Stored data

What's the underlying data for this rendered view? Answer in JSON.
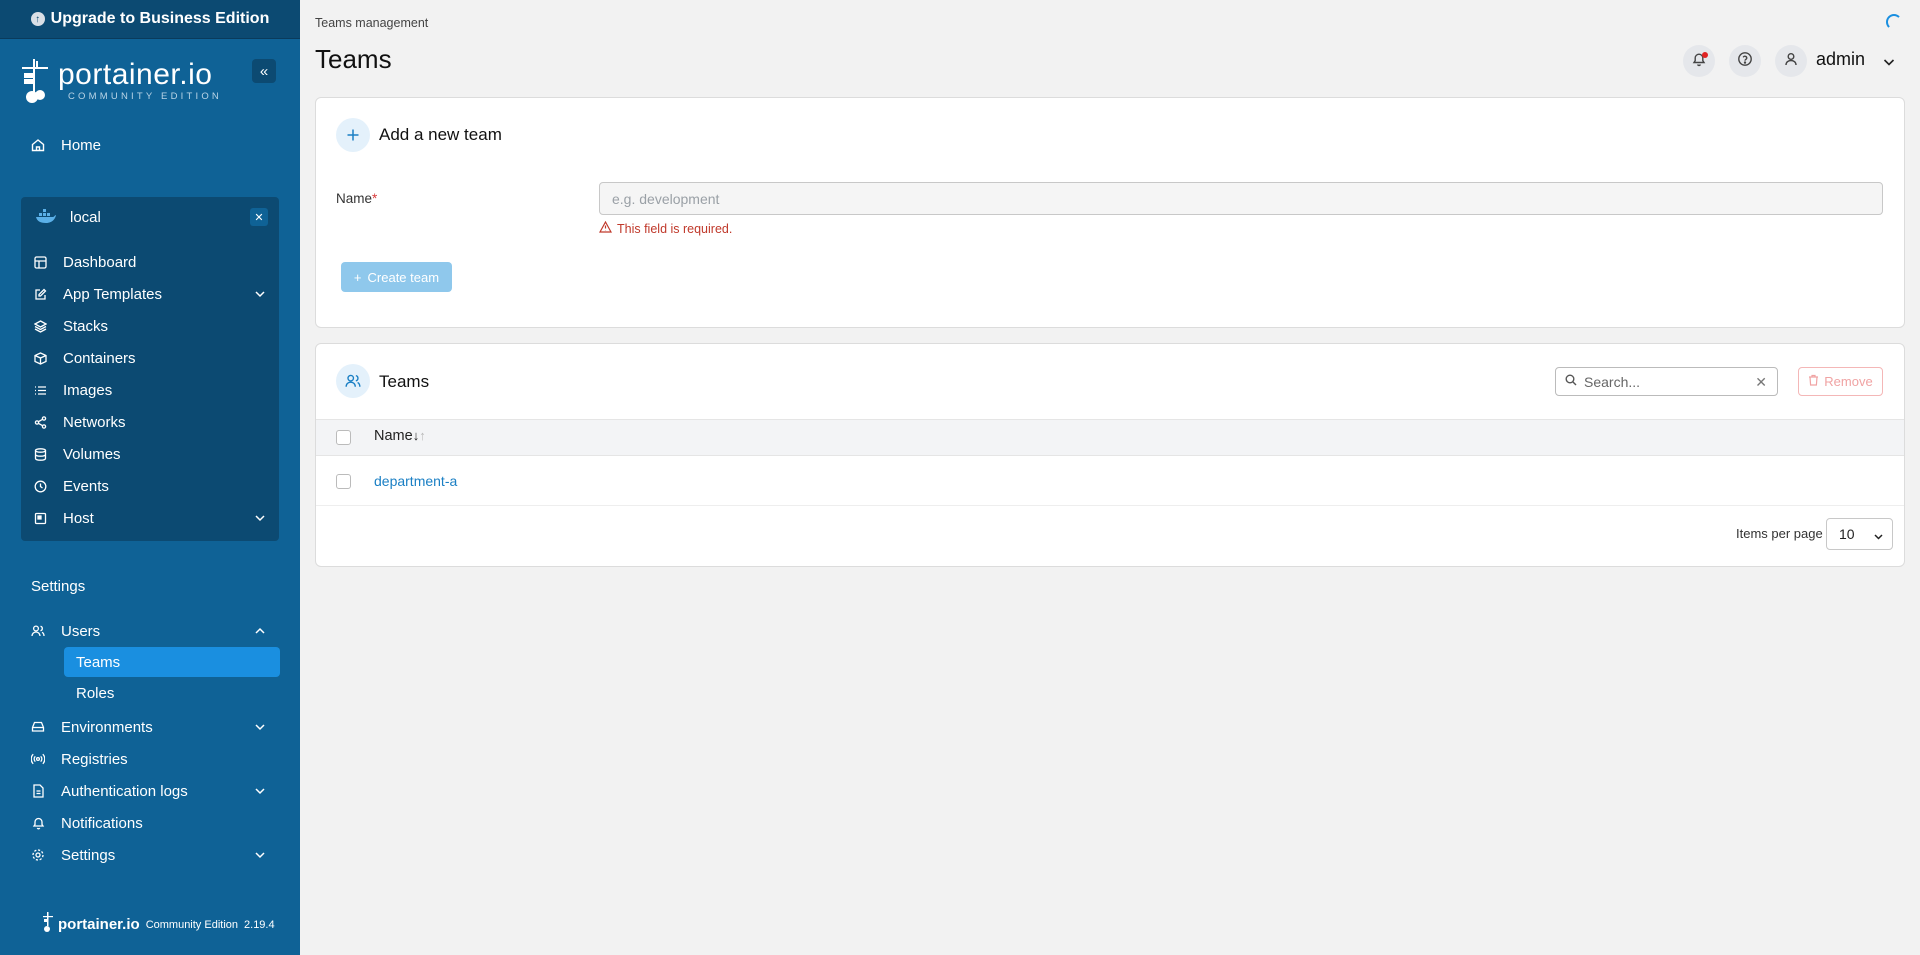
{
  "sidebar": {
    "upgrade_label": "Upgrade to Business Edition",
    "brand_name": "portainer.io",
    "brand_sub": "COMMUNITY EDITION",
    "home": "Home",
    "environment": {
      "name": "local",
      "items": [
        "Dashboard",
        "App Templates",
        "Stacks",
        "Containers",
        "Images",
        "Networks",
        "Volumes",
        "Events",
        "Host"
      ]
    },
    "settings_heading": "Settings",
    "settings_items": {
      "users": "Users",
      "teams": "Teams",
      "roles": "Roles",
      "environments": "Environments",
      "registries": "Registries",
      "auth_logs": "Authentication logs",
      "notifications": "Notifications",
      "settings": "Settings"
    },
    "footer": {
      "name": "portainer.io",
      "edition": "Community Edition",
      "version": "2.19.4"
    }
  },
  "header": {
    "breadcrumb": "Teams management",
    "title": "Teams",
    "user": "admin"
  },
  "add_team": {
    "title": "Add a new team",
    "name_label": "Name",
    "required_mark": "*",
    "placeholder": "e.g. development",
    "error": "This field is required.",
    "create_label": "Create team"
  },
  "teams_table": {
    "title": "Teams",
    "search_placeholder": "Search...",
    "remove_label": "Remove",
    "column_name": "Name",
    "rows": [
      "department-a"
    ],
    "items_per_page_label": "Items per page",
    "items_per_page": "10"
  },
  "colors": {
    "sidebar_bg": "#0f6296",
    "sidebar_dark": "#0c4a72",
    "accent": "#1a8fe0",
    "error": "#c0392b"
  }
}
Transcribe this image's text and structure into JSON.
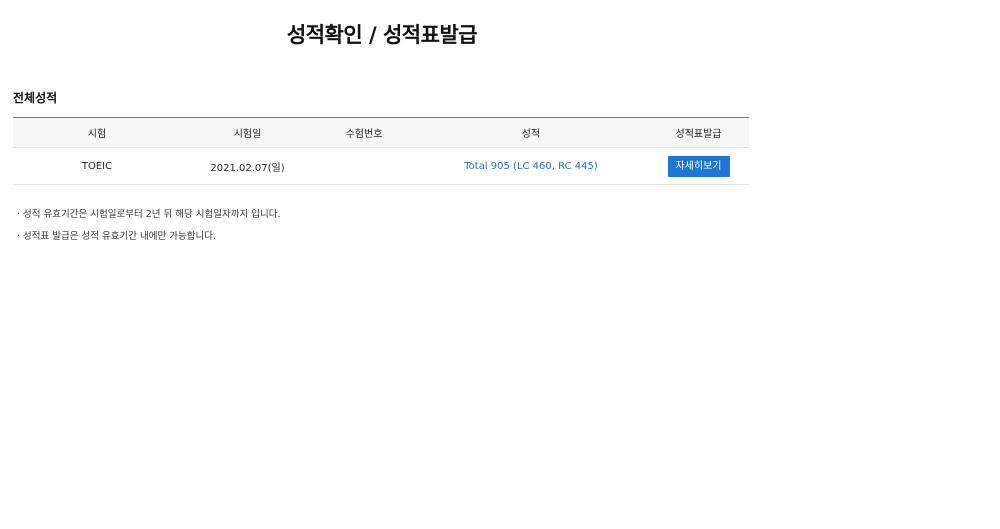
{
  "header": {
    "title": "성적확인 / 성적표발급"
  },
  "section": {
    "title": "전체성적"
  },
  "table": {
    "headers": [
      "시험",
      "시험일",
      "수험번호",
      "성적",
      "성적표발급"
    ],
    "rows": [
      {
        "exam": "TOEIC",
        "date": "2021.02.07(일)",
        "registration_number": "",
        "score": "Total 905 (LC 460, RC 445)",
        "action_label": "자세히보기"
      }
    ]
  },
  "notes": [
    "성적 유효기간은 시험일로부터 2년 뒤 해당 시험일자까지 입니다.",
    "성적표 발급은 성적 유효기간 내에만 가능합니다."
  ],
  "colors": {
    "link": "#2a6ebb",
    "button": "#1f74d4",
    "header_row_bg": "#f7f7f7"
  }
}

_Problem requirements_
Identify and copy all lines with the word "title".

_Expected answer_
    "title": "Teams",
    "title": "Add a new team",
    "title": "Teams",
    "title": "성적확인 / 성적표발급"
    "title": "전체성적"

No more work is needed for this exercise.